____ Dataset content
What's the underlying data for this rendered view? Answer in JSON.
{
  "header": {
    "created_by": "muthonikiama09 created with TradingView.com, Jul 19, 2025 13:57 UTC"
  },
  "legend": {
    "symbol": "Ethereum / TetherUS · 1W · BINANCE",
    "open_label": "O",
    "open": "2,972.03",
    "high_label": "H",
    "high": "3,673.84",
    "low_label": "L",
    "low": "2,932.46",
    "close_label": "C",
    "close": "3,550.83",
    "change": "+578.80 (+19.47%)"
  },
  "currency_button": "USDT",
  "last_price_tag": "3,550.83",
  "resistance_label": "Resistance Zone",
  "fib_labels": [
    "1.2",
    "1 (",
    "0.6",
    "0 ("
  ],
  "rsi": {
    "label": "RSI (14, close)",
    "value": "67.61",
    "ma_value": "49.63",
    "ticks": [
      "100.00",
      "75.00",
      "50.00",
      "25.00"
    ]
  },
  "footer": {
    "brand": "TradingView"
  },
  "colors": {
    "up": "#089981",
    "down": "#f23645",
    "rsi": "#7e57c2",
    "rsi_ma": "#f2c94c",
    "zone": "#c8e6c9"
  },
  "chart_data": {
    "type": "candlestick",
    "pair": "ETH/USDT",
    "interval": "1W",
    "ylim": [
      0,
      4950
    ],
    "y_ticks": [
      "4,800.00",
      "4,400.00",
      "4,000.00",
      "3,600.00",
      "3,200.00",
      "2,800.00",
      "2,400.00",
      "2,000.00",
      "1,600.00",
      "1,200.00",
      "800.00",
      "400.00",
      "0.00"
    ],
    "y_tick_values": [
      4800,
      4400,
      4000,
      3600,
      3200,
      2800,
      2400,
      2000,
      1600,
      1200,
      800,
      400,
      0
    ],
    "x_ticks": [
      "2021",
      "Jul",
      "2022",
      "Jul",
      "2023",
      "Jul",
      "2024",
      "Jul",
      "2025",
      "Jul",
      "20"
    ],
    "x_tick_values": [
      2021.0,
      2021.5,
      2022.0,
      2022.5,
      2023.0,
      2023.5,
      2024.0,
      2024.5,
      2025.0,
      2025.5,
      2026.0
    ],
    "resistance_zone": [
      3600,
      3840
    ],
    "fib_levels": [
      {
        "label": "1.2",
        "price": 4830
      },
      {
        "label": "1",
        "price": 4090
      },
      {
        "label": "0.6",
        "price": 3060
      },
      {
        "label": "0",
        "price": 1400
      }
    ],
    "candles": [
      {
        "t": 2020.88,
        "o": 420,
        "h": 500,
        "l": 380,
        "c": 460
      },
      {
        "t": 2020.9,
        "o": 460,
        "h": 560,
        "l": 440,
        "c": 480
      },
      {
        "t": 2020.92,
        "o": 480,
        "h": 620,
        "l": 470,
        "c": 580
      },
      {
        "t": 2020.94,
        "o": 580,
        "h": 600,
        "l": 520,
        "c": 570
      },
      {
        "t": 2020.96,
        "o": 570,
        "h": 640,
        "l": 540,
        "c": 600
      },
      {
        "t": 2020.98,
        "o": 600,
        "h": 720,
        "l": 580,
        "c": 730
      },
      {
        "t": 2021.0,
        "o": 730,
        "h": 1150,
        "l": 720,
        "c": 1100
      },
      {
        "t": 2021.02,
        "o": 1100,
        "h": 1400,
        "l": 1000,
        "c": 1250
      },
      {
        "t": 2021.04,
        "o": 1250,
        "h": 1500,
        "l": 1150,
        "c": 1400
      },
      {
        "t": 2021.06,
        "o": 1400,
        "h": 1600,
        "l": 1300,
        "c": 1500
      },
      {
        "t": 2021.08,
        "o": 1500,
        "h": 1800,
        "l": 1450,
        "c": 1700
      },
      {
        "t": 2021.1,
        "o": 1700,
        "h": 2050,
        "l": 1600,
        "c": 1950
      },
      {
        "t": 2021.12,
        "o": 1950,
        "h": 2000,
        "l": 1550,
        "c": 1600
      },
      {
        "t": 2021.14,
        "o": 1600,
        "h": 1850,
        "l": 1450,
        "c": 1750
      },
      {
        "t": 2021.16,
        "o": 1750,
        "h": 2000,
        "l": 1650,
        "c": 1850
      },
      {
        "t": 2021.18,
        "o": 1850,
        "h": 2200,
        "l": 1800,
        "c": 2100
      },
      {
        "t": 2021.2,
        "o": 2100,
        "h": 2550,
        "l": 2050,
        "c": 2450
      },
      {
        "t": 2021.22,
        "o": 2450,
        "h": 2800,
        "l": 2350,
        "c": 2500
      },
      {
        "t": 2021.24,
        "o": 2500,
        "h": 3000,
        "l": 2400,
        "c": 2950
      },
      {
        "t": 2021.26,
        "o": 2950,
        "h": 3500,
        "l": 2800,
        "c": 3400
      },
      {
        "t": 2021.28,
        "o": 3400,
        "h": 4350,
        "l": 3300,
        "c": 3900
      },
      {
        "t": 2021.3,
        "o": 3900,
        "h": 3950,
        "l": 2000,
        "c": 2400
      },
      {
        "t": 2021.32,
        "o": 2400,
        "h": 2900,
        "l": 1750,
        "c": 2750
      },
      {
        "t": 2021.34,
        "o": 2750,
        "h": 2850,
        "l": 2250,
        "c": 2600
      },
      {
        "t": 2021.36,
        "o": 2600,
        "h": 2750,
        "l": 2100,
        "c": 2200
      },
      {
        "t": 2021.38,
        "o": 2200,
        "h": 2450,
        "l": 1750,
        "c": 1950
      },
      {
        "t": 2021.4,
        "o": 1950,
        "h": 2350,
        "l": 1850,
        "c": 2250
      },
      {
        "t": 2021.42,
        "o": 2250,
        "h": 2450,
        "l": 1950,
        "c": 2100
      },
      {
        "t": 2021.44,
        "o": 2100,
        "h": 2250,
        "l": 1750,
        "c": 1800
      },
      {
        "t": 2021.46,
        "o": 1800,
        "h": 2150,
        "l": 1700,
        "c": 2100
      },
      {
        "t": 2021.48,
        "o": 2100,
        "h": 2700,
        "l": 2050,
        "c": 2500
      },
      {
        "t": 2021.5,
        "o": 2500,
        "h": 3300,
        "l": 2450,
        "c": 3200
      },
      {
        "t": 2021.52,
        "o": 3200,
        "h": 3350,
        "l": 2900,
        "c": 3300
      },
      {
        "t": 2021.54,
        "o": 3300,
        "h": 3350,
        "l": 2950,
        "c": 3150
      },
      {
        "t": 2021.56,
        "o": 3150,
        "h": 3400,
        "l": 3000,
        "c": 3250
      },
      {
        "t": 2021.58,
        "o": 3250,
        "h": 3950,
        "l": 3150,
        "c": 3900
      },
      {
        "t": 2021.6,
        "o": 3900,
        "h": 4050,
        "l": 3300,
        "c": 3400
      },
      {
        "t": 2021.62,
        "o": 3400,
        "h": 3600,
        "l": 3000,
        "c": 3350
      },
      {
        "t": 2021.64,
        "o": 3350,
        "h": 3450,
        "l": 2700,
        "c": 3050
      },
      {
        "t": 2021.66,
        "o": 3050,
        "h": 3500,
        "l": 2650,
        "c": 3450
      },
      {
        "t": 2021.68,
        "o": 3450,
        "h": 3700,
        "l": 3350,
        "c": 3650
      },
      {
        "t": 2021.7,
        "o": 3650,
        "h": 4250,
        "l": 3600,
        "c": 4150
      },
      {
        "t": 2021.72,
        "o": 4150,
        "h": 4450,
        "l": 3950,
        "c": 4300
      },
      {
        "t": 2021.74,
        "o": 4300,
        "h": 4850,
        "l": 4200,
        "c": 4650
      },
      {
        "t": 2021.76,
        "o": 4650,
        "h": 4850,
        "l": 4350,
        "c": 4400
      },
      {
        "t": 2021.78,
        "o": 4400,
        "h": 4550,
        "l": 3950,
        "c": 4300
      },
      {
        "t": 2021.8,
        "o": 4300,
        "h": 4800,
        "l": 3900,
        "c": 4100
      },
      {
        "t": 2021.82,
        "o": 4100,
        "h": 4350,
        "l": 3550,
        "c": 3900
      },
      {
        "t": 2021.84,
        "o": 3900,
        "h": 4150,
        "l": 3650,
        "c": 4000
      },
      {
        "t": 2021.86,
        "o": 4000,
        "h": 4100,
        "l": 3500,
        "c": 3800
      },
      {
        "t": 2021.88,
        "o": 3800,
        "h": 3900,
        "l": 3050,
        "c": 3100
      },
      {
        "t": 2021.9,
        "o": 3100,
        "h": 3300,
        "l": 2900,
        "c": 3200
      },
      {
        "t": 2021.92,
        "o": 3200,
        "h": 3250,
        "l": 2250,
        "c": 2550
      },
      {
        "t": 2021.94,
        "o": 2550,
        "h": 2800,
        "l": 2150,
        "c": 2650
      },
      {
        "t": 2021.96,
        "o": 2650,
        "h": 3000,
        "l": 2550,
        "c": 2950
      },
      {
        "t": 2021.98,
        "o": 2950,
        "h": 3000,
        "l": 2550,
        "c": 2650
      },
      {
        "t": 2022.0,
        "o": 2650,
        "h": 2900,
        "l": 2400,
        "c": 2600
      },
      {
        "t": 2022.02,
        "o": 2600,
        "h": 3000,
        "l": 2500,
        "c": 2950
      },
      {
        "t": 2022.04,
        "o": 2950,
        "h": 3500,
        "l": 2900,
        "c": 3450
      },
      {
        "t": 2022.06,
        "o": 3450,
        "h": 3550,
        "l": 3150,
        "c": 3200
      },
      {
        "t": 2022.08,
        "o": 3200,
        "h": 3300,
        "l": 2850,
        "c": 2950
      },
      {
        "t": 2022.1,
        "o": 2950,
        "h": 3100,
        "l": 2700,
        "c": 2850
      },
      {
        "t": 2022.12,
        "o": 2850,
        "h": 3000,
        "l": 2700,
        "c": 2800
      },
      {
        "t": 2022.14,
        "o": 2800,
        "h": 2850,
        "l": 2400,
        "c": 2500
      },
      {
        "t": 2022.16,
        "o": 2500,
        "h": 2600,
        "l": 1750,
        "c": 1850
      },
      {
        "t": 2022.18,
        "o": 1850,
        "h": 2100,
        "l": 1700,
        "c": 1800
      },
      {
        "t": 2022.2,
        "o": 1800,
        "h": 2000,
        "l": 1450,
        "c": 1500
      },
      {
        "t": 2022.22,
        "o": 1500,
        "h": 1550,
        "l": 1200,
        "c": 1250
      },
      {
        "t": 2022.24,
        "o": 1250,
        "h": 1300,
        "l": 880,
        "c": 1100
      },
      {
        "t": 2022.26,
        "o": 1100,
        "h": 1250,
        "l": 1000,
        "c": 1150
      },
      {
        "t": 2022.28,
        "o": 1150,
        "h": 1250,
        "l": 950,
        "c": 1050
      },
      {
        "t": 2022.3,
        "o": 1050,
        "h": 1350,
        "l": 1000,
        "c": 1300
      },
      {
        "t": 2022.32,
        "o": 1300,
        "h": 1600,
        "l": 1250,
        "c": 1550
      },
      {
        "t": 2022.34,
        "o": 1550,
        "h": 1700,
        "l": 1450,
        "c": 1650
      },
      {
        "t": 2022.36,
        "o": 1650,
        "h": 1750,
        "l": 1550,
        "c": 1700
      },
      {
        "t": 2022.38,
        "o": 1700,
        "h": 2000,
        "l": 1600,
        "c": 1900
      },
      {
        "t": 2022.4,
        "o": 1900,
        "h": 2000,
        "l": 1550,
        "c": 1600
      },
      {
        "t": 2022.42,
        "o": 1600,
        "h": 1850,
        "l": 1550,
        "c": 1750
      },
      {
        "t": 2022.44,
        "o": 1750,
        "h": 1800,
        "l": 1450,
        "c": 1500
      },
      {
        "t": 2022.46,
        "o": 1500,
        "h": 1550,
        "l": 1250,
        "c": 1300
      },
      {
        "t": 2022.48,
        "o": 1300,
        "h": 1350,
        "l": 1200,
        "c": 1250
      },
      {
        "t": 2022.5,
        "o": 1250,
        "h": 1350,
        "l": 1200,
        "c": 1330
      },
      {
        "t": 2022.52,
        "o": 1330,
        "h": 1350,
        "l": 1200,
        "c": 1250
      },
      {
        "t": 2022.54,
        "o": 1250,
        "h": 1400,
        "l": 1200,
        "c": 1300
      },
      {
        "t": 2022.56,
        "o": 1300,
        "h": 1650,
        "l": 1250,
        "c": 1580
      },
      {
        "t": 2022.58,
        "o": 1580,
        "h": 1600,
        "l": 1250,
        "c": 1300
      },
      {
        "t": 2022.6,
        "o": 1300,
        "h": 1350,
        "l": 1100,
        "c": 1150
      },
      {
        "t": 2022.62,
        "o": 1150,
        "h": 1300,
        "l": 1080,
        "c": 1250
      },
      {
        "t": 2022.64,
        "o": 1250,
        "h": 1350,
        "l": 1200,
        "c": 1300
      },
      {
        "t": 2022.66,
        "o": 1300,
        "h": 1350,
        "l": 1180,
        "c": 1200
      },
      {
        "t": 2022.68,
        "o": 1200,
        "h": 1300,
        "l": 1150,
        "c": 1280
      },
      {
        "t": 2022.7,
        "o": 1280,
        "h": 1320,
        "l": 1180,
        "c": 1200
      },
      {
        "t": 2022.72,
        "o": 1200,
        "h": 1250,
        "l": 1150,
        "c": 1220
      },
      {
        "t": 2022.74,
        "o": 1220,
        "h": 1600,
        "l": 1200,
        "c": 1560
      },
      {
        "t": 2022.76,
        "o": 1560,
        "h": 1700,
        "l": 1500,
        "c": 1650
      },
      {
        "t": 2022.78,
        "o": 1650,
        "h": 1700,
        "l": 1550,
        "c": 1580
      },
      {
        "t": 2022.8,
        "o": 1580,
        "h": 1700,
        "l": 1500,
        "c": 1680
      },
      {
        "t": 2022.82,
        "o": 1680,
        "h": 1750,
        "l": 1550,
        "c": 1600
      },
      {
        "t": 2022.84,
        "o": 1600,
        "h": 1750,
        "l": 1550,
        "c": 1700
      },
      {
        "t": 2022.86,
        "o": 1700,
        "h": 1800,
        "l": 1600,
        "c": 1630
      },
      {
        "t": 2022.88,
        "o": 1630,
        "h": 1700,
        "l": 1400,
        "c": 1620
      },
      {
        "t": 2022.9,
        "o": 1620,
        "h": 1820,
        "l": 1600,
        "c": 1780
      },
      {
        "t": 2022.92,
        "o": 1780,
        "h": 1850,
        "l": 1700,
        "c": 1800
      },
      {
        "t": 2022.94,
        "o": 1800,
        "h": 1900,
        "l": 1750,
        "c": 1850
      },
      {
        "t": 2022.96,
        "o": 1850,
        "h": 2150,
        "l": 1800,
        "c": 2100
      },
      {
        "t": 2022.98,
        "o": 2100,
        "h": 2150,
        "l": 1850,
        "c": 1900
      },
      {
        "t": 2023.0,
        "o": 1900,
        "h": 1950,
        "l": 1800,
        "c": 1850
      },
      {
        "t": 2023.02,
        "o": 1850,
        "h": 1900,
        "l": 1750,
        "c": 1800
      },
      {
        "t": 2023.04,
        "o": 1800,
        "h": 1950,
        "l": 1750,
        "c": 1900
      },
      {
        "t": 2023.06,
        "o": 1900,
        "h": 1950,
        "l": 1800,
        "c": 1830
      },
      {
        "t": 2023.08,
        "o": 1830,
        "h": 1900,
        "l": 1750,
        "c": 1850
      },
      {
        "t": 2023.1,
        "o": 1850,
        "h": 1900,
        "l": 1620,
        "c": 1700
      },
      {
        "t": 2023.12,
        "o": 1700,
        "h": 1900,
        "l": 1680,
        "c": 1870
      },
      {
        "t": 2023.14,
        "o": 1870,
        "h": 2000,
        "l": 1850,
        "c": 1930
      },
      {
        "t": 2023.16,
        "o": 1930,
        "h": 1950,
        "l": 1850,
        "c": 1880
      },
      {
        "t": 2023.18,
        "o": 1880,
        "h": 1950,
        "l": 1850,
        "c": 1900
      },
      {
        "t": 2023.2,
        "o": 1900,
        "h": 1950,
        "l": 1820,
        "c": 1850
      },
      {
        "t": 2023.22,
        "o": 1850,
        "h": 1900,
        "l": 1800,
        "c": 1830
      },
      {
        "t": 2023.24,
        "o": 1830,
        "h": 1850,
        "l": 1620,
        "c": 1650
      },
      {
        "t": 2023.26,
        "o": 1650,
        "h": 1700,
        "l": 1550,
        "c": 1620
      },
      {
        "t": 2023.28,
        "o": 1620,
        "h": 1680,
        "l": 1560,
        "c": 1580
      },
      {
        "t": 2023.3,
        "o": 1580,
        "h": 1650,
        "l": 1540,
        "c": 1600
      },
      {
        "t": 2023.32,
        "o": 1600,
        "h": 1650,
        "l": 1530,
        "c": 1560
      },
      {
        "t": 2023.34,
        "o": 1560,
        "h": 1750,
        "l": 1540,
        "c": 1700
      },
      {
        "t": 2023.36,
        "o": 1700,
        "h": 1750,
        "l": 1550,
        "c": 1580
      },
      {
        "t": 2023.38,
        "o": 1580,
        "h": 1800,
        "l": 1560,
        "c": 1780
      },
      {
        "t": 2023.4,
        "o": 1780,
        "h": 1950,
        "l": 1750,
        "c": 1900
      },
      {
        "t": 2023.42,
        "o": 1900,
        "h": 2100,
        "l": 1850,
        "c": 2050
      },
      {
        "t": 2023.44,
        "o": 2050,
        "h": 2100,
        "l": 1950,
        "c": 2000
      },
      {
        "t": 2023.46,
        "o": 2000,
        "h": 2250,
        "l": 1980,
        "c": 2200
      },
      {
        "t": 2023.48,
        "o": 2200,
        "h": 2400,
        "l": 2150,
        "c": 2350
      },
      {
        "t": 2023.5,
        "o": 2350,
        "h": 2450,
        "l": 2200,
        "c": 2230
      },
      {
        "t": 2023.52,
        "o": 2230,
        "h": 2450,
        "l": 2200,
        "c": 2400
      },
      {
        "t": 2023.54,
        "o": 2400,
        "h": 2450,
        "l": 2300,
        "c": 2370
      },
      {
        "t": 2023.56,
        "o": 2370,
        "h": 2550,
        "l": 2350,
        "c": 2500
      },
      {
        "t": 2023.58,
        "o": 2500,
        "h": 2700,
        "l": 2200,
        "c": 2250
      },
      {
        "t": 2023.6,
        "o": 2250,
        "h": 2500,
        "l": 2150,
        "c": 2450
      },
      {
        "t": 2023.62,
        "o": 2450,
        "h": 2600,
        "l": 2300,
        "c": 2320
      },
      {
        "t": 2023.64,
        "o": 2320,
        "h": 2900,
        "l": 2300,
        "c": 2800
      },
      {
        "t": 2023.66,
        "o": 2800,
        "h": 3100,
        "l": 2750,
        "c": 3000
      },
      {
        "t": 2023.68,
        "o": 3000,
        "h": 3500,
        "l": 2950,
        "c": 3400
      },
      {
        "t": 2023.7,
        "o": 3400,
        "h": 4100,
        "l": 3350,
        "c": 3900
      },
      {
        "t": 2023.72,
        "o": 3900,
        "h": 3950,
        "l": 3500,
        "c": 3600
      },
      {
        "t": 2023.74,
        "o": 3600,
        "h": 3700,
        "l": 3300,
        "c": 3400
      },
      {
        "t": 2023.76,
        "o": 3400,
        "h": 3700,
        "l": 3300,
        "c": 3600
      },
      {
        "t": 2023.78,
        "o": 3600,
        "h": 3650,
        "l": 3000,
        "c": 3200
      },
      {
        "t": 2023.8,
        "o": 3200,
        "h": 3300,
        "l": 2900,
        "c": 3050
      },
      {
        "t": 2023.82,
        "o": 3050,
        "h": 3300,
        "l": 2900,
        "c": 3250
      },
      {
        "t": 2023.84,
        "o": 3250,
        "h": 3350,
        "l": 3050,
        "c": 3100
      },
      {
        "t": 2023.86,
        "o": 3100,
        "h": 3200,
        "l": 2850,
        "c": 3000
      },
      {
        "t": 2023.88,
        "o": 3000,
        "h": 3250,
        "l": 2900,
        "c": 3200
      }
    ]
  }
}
________
**Exercise brief**
Locate each line containing the string "TradingView" and show it.

**Output of the exercise**
    "created_by": "muthonikiama09 created with TradingView.com, Jul 19, 2025 13:57 UTC"
    "brand": "TradingView"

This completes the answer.